- Do this -
Scan the data below. Pull out each line where "ylabel" occurs.

- Stored data -
....................

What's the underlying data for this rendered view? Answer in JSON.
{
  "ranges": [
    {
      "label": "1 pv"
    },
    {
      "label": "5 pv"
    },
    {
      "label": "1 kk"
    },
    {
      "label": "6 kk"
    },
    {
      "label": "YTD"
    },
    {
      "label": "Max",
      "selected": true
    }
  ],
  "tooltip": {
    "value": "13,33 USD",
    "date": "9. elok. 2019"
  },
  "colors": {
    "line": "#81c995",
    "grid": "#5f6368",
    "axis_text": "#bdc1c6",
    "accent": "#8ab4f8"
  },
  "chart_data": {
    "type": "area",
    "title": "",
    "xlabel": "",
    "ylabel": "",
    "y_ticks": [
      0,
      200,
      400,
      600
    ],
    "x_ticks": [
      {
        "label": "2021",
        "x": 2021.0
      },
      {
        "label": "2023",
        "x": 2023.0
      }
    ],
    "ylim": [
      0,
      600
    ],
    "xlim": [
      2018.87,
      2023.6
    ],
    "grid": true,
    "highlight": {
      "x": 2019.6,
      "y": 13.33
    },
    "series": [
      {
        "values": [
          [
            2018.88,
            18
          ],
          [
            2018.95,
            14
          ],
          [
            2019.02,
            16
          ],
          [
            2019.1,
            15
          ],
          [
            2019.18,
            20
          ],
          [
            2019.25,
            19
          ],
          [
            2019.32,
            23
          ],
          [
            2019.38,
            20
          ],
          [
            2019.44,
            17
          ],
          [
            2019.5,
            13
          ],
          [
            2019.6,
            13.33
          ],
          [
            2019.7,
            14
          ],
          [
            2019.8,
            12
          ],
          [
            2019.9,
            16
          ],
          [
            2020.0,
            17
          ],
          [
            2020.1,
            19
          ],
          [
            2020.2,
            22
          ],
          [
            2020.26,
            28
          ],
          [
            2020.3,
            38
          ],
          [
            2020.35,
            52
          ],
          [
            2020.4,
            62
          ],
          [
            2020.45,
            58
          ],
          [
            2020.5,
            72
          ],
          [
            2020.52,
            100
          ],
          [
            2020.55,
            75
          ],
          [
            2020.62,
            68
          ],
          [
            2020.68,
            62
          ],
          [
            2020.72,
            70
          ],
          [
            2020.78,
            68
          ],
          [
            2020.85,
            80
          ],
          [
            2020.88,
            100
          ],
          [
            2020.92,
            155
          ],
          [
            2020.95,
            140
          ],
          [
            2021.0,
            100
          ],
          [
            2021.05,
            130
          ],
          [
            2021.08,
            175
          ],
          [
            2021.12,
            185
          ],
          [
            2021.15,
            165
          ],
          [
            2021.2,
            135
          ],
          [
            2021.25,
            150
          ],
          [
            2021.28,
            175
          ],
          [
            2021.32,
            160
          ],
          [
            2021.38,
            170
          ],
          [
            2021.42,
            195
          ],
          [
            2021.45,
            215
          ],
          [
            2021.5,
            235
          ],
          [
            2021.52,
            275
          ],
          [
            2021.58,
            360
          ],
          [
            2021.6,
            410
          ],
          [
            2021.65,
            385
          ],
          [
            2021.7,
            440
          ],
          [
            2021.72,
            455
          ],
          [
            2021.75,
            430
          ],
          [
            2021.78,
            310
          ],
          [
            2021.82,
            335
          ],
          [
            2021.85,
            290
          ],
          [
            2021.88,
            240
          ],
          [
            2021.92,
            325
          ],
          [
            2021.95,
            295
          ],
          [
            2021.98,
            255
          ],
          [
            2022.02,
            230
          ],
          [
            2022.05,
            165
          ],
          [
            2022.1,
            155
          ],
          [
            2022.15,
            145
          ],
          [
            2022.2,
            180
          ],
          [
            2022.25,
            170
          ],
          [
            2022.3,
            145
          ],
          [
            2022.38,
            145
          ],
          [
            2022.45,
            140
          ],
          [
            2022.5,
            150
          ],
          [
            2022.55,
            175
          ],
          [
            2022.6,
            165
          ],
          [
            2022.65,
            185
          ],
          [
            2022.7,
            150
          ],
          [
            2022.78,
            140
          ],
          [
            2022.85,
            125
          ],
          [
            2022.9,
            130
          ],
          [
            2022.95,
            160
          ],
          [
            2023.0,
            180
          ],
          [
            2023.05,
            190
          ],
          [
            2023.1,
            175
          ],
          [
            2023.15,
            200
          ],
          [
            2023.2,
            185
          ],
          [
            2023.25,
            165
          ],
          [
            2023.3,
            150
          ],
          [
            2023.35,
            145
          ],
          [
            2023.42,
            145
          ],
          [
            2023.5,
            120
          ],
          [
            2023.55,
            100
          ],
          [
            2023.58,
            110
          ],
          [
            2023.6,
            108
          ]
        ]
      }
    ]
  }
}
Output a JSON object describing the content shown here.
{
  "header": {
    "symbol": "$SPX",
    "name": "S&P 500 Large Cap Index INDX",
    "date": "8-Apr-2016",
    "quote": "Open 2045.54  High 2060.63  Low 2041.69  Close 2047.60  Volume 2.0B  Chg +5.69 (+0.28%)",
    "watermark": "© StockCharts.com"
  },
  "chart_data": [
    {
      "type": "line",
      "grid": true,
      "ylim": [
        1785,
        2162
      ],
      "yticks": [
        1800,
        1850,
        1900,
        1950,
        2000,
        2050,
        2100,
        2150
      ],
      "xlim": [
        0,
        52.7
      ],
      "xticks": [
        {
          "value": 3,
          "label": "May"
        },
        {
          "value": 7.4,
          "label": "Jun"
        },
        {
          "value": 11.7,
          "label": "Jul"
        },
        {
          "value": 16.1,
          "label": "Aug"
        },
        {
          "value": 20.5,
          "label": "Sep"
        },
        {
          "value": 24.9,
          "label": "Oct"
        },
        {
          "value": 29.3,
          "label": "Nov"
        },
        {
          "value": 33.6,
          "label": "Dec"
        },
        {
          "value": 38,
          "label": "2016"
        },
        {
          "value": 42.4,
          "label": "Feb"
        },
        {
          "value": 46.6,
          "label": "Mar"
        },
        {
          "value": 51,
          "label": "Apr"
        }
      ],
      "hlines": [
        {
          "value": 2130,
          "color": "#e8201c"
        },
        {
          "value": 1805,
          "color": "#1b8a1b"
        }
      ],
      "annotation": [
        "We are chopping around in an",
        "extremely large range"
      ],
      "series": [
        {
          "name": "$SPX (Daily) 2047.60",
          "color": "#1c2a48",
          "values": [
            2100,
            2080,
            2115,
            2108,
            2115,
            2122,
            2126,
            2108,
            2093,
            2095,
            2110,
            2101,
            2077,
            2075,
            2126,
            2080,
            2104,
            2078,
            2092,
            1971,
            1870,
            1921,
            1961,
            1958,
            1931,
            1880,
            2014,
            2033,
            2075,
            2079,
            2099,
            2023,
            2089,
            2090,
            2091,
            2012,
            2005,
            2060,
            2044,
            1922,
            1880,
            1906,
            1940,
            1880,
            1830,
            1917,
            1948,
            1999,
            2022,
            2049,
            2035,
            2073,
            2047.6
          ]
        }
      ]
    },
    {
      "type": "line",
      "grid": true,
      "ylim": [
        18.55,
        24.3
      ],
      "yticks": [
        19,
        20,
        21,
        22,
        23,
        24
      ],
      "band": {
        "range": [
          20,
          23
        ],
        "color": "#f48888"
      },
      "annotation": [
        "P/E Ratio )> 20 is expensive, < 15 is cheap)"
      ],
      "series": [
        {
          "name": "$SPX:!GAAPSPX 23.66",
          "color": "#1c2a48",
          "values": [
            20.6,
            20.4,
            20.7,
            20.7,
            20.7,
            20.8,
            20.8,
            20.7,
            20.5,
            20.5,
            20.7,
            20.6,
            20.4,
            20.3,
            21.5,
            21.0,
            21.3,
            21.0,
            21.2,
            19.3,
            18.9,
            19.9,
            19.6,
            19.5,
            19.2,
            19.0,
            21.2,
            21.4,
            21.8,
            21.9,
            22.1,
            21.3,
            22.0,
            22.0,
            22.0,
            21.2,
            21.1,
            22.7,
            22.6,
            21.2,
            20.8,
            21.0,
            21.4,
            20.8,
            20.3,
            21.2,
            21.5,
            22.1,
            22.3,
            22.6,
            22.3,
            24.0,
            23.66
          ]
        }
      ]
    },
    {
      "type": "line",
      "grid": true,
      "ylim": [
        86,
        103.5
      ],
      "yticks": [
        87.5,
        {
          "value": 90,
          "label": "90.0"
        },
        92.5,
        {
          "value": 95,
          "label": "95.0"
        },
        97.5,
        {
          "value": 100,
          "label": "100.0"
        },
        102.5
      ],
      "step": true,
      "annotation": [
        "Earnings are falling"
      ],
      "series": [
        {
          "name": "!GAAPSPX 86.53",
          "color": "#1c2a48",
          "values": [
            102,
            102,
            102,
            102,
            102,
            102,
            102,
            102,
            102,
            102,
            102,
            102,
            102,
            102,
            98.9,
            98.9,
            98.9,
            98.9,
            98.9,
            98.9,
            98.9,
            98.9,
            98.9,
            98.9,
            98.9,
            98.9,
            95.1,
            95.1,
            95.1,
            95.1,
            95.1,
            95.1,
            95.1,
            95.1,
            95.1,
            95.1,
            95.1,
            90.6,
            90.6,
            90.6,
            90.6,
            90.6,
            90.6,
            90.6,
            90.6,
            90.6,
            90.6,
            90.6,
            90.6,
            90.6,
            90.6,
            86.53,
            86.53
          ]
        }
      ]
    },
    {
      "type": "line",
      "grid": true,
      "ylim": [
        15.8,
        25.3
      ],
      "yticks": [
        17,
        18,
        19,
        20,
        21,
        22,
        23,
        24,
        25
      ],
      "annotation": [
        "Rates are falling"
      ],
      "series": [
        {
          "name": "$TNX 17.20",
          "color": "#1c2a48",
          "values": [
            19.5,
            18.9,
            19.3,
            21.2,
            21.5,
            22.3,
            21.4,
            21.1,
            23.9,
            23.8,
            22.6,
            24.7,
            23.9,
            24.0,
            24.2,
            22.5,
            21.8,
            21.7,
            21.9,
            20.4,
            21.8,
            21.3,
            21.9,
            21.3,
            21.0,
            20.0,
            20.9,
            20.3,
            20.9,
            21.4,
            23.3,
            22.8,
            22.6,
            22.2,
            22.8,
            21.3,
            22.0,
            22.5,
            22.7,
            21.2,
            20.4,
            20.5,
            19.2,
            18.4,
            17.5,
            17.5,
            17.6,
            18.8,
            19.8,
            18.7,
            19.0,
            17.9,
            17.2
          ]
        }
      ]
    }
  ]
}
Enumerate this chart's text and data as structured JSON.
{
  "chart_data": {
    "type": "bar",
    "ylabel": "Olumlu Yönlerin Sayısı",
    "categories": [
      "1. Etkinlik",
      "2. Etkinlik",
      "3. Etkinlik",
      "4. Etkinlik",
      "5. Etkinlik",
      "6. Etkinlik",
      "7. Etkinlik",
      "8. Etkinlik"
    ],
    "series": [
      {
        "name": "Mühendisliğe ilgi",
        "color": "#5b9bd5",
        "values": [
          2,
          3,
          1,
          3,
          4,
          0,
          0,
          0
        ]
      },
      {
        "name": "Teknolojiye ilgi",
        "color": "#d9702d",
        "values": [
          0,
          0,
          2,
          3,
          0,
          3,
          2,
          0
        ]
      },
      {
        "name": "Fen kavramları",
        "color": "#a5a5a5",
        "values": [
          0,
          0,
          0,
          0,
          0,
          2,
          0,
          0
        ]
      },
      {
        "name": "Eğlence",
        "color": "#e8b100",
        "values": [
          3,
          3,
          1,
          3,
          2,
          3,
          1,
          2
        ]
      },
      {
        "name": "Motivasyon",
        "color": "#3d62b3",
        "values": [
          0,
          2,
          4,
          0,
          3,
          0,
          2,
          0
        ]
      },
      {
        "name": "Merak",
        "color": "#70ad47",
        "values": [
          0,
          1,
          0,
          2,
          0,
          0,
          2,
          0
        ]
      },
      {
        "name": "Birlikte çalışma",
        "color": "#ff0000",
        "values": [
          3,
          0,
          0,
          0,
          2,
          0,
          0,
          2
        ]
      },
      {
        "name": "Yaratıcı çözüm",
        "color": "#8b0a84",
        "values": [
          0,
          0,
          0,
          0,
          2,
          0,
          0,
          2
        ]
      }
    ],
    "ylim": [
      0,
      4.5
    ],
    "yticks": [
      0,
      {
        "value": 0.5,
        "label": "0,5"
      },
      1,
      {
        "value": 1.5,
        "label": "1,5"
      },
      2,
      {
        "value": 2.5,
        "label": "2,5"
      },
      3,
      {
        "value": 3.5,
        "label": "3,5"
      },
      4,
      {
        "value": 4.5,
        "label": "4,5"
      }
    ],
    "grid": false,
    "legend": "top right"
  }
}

....................

- Full response -
    "ylabel": "",
    "ylabel": "Olumlu Yönlerin Sayısı",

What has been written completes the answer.